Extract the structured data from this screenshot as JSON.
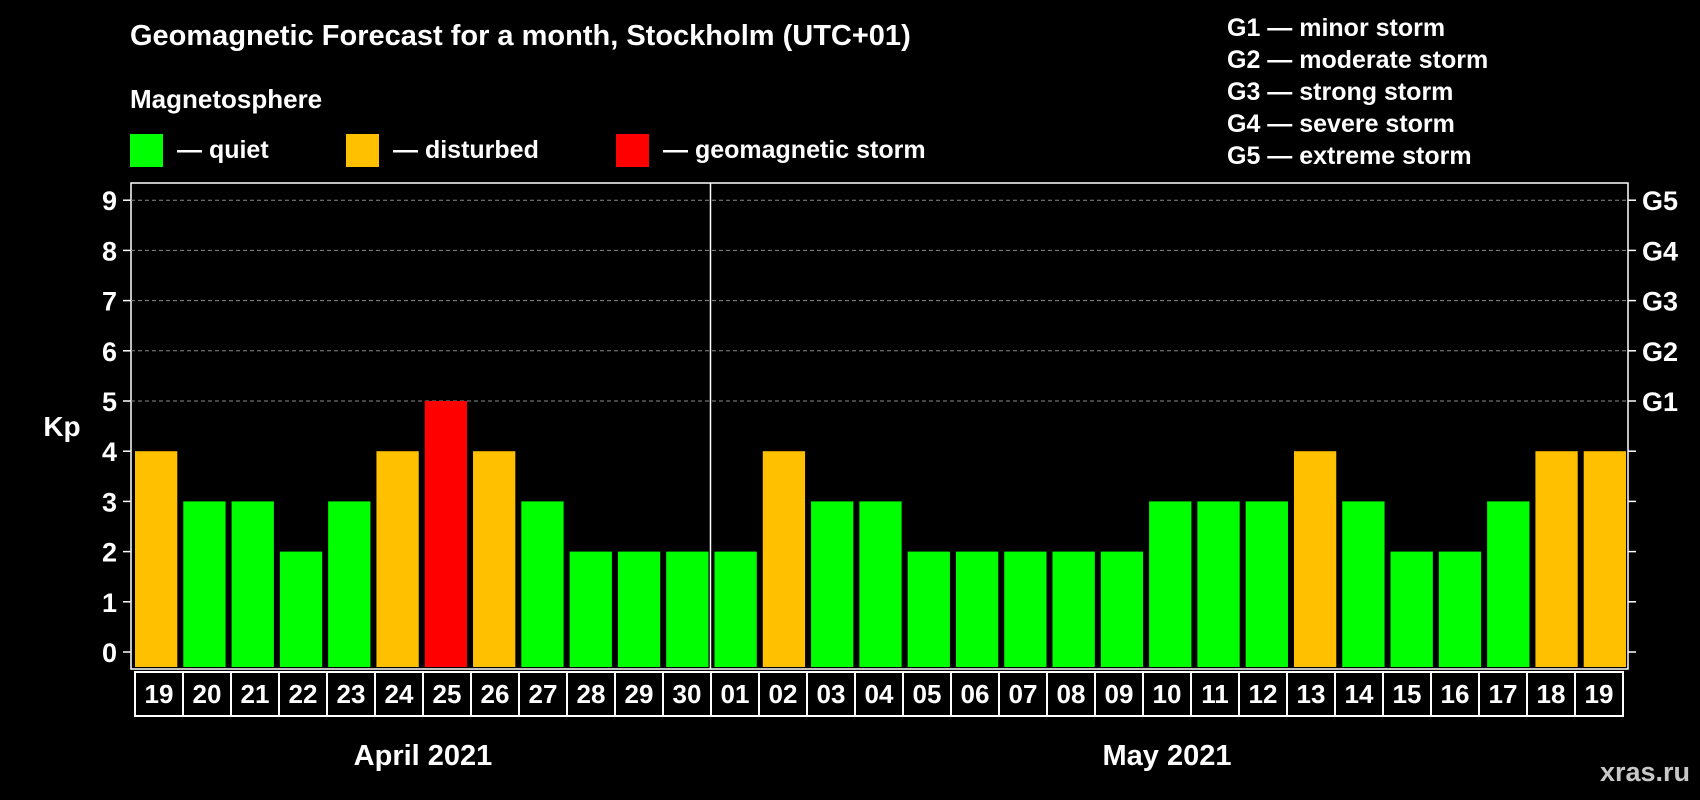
{
  "chart_data": {
    "type": "bar",
    "title": "Geomagnetic Forecast for a month, Stockholm (UTC+01)",
    "subtitle": "Magnetosphere",
    "ylabel": "Kp",
    "ylim": [
      0,
      9
    ],
    "yticks": [
      "0",
      "1",
      "2",
      "3",
      "4",
      "5",
      "6",
      "7",
      "8",
      "9"
    ],
    "right_axis_labels": [
      {
        "kp": 5,
        "label": "G1"
      },
      {
        "kp": 6,
        "label": "G2"
      },
      {
        "kp": 7,
        "label": "G3"
      },
      {
        "kp": 8,
        "label": "G4"
      },
      {
        "kp": 9,
        "label": "G5"
      }
    ],
    "categories": [
      "19",
      "20",
      "21",
      "22",
      "23",
      "24",
      "25",
      "26",
      "27",
      "28",
      "29",
      "30",
      "01",
      "02",
      "03",
      "04",
      "05",
      "06",
      "07",
      "08",
      "09",
      "10",
      "11",
      "12",
      "13",
      "14",
      "15",
      "16",
      "17",
      "18",
      "19"
    ],
    "values": [
      4,
      3,
      3,
      2,
      3,
      4,
      5,
      4,
      3,
      2,
      2,
      2,
      2,
      4,
      3,
      3,
      2,
      2,
      2,
      2,
      2,
      3,
      3,
      3,
      4,
      3,
      2,
      2,
      3,
      4,
      4
    ],
    "months": [
      {
        "label": "April 2021",
        "start_index": 0,
        "count": 12
      },
      {
        "label": "May 2021",
        "start_index": 12,
        "count": 19
      }
    ],
    "colors": {
      "quiet": "#00ff00",
      "disturbed": "#ffc000",
      "storm": "#ff0000"
    },
    "legend": [
      {
        "label": "— quiet",
        "color": "#00ff00"
      },
      {
        "label": "— disturbed",
        "color": "#ffc000"
      },
      {
        "label": "— geomagnetic storm",
        "color": "#ff0000"
      }
    ],
    "storm_scale": [
      "G1 — minor storm",
      "G2 — moderate storm",
      "G3 — strong storm",
      "G4 — severe storm",
      "G5 — extreme storm"
    ]
  },
  "watermark": "xras.ru"
}
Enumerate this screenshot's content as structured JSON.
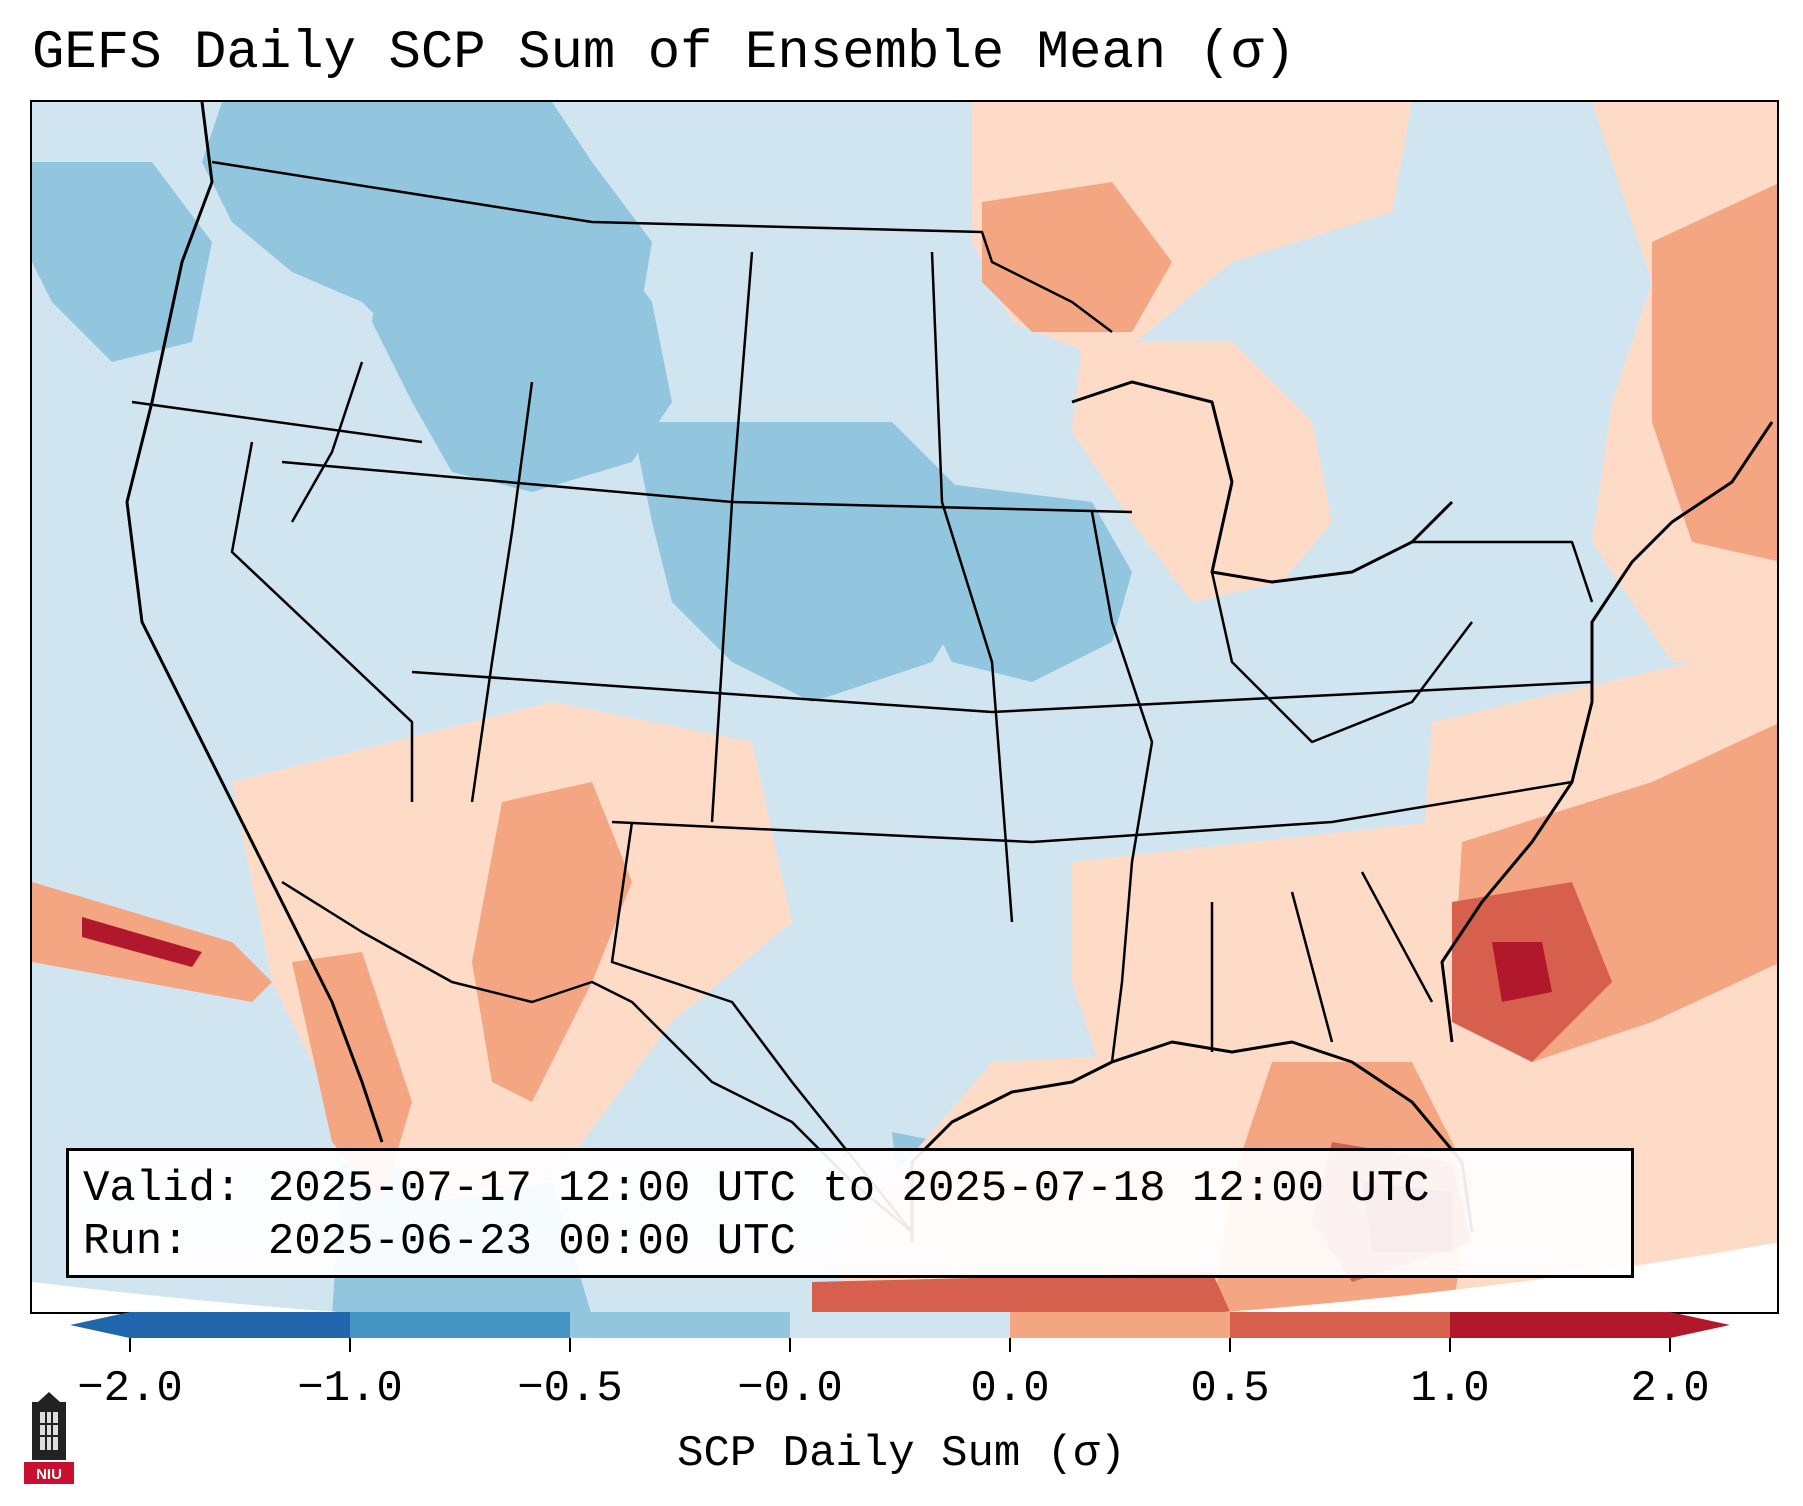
{
  "title": "GEFS Daily SCP Sum of Ensemble Mean (σ)",
  "info": {
    "valid_label": "Valid:",
    "valid_value": "2025-07-17 12:00 UTC to 2025-07-18 12:00 UTC",
    "run_label": "Run:",
    "run_value": "2025-06-23 00:00 UTC"
  },
  "colorbar": {
    "label": "SCP Daily Sum (σ)",
    "ticks": [
      "−2.0",
      "−1.0",
      "−0.5",
      "−0.0",
      "0.0",
      "0.5",
      "1.0",
      "2.0"
    ],
    "colors": [
      "#2166ac",
      "#4393c3",
      "#92c5de",
      "#d1e5f0",
      "#fddbc7",
      "#f4a582",
      "#d6604d",
      "#b2182b"
    ],
    "extend": "both"
  },
  "logo": {
    "text": "NIU"
  },
  "map": {
    "projection": "Lambert Conformal, CONUS",
    "background_color": "#d1e5f0",
    "anomaly_colors": {
      "strong_negative": "#4393c3",
      "moderate_negative": "#92c5de",
      "weak_negative": "#d1e5f0",
      "weak_positive": "#fddbc7",
      "moderate_positive": "#f4a582",
      "strong_positive": "#d6604d",
      "very_strong_positive": "#b2182b"
    }
  }
}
━━━
• What to do
Exactly as written, return every line of the listing, but not the pictures.

• Response to this task
Extract the structured data from this screenshot as JSON.
{
  "chart_data": {
    "type": "bar",
    "title": "Geomagnetic Forecast for a month, Stockholm (UTC+01)",
    "subtitle": "Magnetosphere",
    "ylabel": "Kp",
    "ylim": [
      0,
      9
    ],
    "yticks": [
      "0",
      "1",
      "2",
      "3",
      "4",
      "5",
      "6",
      "7",
      "8",
      "9"
    ],
    "right_axis_labels": [
      {
        "kp": 5,
        "label": "G1"
      },
      {
        "kp": 6,
        "label": "G2"
      },
      {
        "kp": 7,
        "label": "G3"
      },
      {
        "kp": 8,
        "label": "G4"
      },
      {
        "kp": 9,
        "label": "G5"
      }
    ],
    "categories": [
      "19",
      "20",
      "21",
      "22",
      "23",
      "24",
      "25",
      "26",
      "27",
      "28",
      "29",
      "30",
      "01",
      "02",
      "03",
      "04",
      "05",
      "06",
      "07",
      "08",
      "09",
      "10",
      "11",
      "12",
      "13",
      "14",
      "15",
      "16",
      "17",
      "18",
      "19"
    ],
    "values": [
      4,
      3,
      3,
      2,
      3,
      4,
      5,
      4,
      3,
      2,
      2,
      2,
      2,
      4,
      3,
      3,
      2,
      2,
      2,
      2,
      2,
      3,
      3,
      3,
      4,
      3,
      2,
      2,
      3,
      4,
      4
    ],
    "months": [
      {
        "label": "April 2021",
        "start_index": 0,
        "count": 12
      },
      {
        "label": "May 2021",
        "start_index": 12,
        "count": 19
      }
    ],
    "colors": {
      "quiet": "#00ff00",
      "disturbed": "#ffc000",
      "storm": "#ff0000"
    },
    "legend": [
      {
        "label": "— quiet",
        "color": "#00ff00"
      },
      {
        "label": "— disturbed",
        "color": "#ffc000"
      },
      {
        "label": "— geomagnetic storm",
        "color": "#ff0000"
      }
    ],
    "storm_scale": [
      "G1 — minor storm",
      "G2 — moderate storm",
      "G3 — strong storm",
      "G4 — severe storm",
      "G5 — extreme storm"
    ]
  },
  "watermark": "xras.ru"
}
Enumerate this screenshot's content as structured JSON.
{
  "title": "GEFS Daily SCP Sum of Ensemble Mean (σ)",
  "info": {
    "valid_label": "Valid:",
    "valid_value": "2025-07-17 12:00 UTC to 2025-07-18 12:00 UTC",
    "run_label": "Run:",
    "run_value": "2025-06-23 00:00 UTC"
  },
  "colorbar": {
    "label": "SCP Daily Sum (σ)",
    "ticks": [
      "−2.0",
      "−1.0",
      "−0.5",
      "−0.0",
      "0.0",
      "0.5",
      "1.0",
      "2.0"
    ],
    "colors": [
      "#2166ac",
      "#4393c3",
      "#92c5de",
      "#d1e5f0",
      "#fddbc7",
      "#f4a582",
      "#d6604d",
      "#b2182b"
    ],
    "extend": "both"
  },
  "logo": {
    "text": "NIU"
  },
  "map": {
    "projection": "Lambert Conformal, CONUS",
    "background_color": "#d1e5f0",
    "anomaly_colors": {
      "strong_negative": "#4393c3",
      "moderate_negative": "#92c5de",
      "weak_negative": "#d1e5f0",
      "weak_positive": "#fddbc7",
      "moderate_positive": "#f4a582",
      "strong_positive": "#d6604d",
      "very_strong_positive": "#b2182b"
    }
  }
}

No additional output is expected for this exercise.